Chart and figure data:

# # # # # # #

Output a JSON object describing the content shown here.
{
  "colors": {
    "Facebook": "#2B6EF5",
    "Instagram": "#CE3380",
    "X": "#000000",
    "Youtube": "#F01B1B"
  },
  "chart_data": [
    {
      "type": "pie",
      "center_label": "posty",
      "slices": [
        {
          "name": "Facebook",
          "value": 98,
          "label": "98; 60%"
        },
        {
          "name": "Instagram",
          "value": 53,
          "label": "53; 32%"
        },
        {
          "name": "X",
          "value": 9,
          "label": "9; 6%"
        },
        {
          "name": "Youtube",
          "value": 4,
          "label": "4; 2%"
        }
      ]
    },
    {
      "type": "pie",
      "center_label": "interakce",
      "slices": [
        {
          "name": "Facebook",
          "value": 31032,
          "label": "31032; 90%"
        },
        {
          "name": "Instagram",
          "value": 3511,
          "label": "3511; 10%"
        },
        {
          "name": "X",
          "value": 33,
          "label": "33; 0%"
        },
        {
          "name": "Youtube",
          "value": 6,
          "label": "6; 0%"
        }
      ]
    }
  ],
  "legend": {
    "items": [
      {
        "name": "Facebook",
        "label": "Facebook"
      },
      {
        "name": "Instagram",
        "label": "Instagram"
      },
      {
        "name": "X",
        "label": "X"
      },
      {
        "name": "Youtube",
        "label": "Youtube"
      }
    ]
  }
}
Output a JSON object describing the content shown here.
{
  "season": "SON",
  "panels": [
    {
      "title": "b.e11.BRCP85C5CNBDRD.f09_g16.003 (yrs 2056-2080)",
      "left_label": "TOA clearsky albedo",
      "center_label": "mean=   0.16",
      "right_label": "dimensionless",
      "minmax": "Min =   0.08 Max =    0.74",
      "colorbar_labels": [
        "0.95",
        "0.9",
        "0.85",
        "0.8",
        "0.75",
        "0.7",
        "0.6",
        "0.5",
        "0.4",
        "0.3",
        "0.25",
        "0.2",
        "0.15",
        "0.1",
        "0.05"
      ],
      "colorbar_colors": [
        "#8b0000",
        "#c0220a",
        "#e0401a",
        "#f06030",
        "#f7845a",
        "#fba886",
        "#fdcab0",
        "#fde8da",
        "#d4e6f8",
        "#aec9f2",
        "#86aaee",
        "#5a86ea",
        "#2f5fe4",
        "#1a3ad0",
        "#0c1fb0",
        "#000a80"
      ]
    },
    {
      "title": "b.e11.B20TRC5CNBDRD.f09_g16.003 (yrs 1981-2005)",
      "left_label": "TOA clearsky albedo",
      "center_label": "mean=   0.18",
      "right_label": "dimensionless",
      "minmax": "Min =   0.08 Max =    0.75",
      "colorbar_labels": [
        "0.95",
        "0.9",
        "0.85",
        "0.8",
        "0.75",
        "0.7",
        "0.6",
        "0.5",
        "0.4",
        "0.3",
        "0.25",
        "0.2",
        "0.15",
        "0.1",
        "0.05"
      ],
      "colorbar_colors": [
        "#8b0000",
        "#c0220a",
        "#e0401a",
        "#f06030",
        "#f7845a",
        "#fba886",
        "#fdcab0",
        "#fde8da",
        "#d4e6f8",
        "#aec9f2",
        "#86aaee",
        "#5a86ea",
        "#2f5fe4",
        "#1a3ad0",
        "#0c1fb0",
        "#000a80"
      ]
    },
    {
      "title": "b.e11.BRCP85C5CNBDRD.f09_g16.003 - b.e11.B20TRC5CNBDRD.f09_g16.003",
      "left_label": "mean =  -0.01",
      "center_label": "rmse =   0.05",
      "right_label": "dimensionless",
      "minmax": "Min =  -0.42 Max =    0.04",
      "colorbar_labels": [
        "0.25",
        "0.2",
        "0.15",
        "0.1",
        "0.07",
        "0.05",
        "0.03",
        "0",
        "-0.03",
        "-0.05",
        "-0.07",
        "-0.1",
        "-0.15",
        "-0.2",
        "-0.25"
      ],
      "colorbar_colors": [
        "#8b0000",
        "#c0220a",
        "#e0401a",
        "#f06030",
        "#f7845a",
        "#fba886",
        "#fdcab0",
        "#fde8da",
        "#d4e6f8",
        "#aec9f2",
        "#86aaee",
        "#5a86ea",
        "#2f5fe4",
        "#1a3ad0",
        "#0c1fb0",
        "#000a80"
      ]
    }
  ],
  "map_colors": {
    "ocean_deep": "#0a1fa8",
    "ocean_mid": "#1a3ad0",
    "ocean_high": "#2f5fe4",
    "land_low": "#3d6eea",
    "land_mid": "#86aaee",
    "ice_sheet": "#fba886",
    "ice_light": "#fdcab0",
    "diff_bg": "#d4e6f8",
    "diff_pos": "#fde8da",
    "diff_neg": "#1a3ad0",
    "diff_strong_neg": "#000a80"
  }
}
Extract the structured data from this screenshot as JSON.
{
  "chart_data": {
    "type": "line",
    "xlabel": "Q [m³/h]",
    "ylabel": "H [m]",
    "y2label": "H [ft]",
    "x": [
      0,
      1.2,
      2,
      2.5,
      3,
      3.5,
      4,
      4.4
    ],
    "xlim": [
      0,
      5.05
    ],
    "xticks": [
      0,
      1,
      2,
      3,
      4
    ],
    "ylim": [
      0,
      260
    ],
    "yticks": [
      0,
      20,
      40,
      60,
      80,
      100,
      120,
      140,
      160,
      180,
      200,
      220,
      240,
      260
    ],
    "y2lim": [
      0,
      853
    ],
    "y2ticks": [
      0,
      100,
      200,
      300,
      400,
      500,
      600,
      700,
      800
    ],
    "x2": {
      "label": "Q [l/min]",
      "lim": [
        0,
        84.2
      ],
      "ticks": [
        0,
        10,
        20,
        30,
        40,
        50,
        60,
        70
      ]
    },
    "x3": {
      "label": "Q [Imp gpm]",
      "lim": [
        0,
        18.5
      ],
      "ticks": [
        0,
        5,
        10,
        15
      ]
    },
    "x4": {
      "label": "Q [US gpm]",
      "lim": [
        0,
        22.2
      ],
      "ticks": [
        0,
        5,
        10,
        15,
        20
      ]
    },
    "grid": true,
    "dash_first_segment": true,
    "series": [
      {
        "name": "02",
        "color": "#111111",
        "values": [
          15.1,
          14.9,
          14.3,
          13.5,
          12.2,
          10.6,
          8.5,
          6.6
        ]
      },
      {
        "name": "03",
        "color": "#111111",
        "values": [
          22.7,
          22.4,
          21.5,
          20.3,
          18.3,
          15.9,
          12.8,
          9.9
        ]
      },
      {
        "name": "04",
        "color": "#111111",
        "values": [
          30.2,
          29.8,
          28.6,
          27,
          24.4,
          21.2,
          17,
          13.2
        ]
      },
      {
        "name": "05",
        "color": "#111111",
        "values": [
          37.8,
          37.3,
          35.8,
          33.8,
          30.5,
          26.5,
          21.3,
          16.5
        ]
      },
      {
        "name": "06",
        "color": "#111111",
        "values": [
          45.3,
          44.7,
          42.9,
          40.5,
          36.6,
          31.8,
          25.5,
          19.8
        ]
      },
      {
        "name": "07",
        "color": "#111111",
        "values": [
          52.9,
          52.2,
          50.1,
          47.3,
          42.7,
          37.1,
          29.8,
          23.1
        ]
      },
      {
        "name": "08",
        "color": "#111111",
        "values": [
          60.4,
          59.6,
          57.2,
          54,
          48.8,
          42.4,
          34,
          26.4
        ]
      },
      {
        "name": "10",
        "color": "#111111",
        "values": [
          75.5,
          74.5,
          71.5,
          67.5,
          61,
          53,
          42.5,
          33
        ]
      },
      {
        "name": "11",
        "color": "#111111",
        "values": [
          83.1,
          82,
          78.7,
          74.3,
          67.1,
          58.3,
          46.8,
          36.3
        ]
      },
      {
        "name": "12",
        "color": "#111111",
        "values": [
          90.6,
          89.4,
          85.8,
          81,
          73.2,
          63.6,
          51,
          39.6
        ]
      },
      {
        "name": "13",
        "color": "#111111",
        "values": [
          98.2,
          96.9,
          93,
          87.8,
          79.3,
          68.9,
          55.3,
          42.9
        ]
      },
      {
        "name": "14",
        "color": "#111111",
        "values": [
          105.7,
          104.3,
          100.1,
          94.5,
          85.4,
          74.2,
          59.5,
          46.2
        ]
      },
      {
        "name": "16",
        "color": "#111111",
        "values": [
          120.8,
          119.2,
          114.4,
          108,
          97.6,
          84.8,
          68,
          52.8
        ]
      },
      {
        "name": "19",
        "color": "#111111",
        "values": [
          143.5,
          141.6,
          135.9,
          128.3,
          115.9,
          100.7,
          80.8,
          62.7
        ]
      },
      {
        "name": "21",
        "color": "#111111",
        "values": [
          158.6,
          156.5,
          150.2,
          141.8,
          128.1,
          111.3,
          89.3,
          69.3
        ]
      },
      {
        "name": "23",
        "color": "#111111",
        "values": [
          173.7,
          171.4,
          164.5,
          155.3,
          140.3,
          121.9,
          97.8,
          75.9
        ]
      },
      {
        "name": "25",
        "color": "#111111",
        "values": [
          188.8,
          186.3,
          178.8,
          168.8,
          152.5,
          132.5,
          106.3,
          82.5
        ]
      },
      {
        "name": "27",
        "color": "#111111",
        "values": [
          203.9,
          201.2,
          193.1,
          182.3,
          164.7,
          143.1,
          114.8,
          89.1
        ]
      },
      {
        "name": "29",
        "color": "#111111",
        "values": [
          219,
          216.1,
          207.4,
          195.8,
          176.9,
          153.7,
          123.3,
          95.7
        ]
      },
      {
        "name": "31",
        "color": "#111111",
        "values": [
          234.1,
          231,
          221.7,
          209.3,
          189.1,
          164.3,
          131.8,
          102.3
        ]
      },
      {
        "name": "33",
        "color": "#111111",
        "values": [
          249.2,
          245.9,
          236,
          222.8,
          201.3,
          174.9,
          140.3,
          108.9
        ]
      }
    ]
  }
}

# # # # # # #

Stated problem:
Extract, from the listing above, every line where the string "Youtube" occurs.

Exercise result:
    "Youtube": "#F01B1B"
          "name": "Youtube",
          "name": "Youtube",
        "name": "Youtube",
        "label": "Youtube"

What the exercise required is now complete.